---- TEXTO DE LEITURA
Segundo o doutor em economia Jorge Jatobá, ex-secretário da Fazenda de Pernambuco, a proposta carece de base legal e fere os princípios do planejamento público. “A questão fundamental é: qual é o fundamento legal para fazer isso? Porque o empréstimo é dado por uma instituição de crédito sob certas condições e para uma destinação específica. Você não pode pedir empréstimo para fazer qualquer coisa”, disse Jatobá em entrevista ao programa Passando a Limpo, da Rádio Jornal.

Para o economista, o redirecionamento dos recursos fere princípios básicos da gestão pública. “Os bancos internacionais ou nacionais ou bancos de desenvolvimento não concedem empréstimo para você distribuir ou verter recursos entre prefeituras ou de qualquer outra maneira. Esse é um requisito legal. Me parece que não há fundamento legal para esse tipo de iniciativa".

Jatobá também questiona a fragmentação dos recursos, que, segundo ele, compromete o planejamento estadual. No projeto apresentado na comissão de Finanças, o valor de R$ 750 milhões seria distribuído igualitariamente para os 184 municípios, resultando em cerca de R$ 4 milhões para cada.

"Você vai fragmentar recursos por todo o estado. Isso é antiplanejamento. É uma forma de você simplesmente distribuir recursos sem um critério, sem um fundamento, sem um diagnóstico, sem um projeto. E, obviamente, vai faltar transparência", declarou.

Para o ex-secretário, distribuir recursos de forma pulverizada entre os municípios, sem critérios técnicos, representa uma ameaça à eficácia da política pública. “É a negação do planejamento. Um Estado pobre como Pernambuco não pode gastar recursos dessa forma. O dinheiro tem que ser aplicado com eficiência e eficácia, em projetos bem estruturados. Você não pode tratar desiguais de forma igual. Se fosse uma distribuição legal e legítima, teria que seguir critérios como população e valor adicionado fiscal, como faz o Fundo de Participação dos Municípios”, explicou.
--------
---- CONJUNTO DE DADOS
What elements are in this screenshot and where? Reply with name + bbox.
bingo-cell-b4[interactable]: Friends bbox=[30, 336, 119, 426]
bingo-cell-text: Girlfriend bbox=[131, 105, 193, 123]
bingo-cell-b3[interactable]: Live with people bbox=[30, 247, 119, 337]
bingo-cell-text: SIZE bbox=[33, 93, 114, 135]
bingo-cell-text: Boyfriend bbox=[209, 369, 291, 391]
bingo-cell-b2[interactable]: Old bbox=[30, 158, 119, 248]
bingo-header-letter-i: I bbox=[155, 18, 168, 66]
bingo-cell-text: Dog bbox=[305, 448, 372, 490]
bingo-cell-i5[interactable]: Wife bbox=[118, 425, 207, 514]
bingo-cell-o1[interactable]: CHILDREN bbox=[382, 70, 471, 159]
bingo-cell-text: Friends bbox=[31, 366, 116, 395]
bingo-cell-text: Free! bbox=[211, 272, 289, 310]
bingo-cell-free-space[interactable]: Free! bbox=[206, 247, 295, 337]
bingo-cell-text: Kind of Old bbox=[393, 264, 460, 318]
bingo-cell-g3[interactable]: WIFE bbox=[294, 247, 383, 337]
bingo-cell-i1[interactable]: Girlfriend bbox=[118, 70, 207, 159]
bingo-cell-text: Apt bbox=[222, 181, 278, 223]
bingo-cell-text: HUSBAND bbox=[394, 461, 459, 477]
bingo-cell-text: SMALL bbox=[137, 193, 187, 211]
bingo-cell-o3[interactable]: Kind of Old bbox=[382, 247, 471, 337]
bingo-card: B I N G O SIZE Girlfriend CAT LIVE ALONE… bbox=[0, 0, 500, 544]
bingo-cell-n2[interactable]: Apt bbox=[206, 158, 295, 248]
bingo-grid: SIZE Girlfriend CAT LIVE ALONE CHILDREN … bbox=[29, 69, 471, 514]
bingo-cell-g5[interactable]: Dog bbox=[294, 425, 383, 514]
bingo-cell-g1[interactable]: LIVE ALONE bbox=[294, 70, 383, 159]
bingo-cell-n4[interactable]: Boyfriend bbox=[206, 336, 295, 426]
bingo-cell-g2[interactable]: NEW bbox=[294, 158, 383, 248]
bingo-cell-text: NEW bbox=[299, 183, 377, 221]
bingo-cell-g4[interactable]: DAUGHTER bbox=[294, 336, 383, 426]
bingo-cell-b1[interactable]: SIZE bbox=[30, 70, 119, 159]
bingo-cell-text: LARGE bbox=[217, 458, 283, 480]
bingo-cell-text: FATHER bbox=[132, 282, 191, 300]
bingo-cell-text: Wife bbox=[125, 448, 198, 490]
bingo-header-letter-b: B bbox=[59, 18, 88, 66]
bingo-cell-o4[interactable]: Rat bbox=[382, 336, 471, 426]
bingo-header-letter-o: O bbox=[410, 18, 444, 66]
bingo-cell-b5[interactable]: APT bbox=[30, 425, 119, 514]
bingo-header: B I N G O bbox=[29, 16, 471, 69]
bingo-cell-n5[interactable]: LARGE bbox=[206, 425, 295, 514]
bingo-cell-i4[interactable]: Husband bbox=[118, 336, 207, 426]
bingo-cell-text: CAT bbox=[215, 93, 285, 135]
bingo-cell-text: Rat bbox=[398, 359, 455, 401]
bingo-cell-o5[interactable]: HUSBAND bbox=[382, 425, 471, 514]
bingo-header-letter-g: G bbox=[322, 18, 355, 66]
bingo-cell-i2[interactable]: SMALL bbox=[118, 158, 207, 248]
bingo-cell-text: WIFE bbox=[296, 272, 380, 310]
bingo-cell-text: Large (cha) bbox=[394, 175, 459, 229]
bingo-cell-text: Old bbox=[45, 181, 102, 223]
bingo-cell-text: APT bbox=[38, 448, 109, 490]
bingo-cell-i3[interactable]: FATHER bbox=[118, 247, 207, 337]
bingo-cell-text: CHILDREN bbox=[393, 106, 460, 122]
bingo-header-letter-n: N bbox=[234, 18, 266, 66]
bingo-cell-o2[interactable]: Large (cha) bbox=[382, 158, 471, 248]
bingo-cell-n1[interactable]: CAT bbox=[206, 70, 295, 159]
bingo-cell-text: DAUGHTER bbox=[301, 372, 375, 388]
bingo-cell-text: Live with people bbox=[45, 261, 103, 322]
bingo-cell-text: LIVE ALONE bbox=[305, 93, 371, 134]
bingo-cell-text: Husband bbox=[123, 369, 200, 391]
--------
**O QUE SE PEDE**
A. No texto sobre a proposta de empréstimo, por que Jorge Jatobá diz que a iniciativa não tem fundamento legal? Responda em uma a três frases.
B. Dê continuidade ao texto sobre a proposta de empréstimo a partir da última frase apresentada.
Os dados foram tirados de outra fonte.

**RESPOSTAS DOS EXERCÍCIOS**
A. Segundo ele, uma instituição de crédito concede o empréstimo sob certas condições e para uma destinação específica, e não se pode pedir empréstimo para fazer qualquer coisa. Bancos internacionais, nacionais ou de desenvolvimento não emprestam para que os recursos sejam distribuídos ou vertidos entre prefeituras, e isso é um requisito legal.

B.
Disputa pela destinação de orçamentos

O economista avalia que a tentativa de reconfigurar a destinação do empréstimo reflete um movimento mais amplo de enfraquecimento do Executivo frente ao Legislativo. “Há uma apropriação crescente do orçamento por parte dos parlamentos, tanto em nível federal quanto estadual. Isso reduz a capacidade de investimento do governo e compromete a gestão pública.”

No cenário pernambucano, a medida de Coelho foi vista como uma reposta da oposição ao atraso no pagamento das emendas parlamentares impositivas de 2024, que são destinadas aos municípios. O governo já sinalizou que vai pagar os valores até 31 de dezembro deste ano, mas a demora na liberação dos recursos vem desagradando os parlamentares.

Ainda segundo Jatobá, a proposta pode ser barrada tanto pelo Tribunal de Contas quanto pela própria instituição financiadora. “O financiador aprova o projeto com base em critérios técnicos. Se a finalidade for alterada, o empréstimo pode não ser concedido. E, no fim, esse é um recurso público — será pago por todos nós.”

A proposta agora será analisada pela Comissão de Justiça da Alepe, onde a oposição também é maioria. Para Jatobá, é necessário que prevaleça o rigor técnico e jurídico. “Falta clareza e lucidez nessa iniciativa. O próprio sistema, seja o Judiciário, o TCE ou o agente financeiro, deve impor limites.”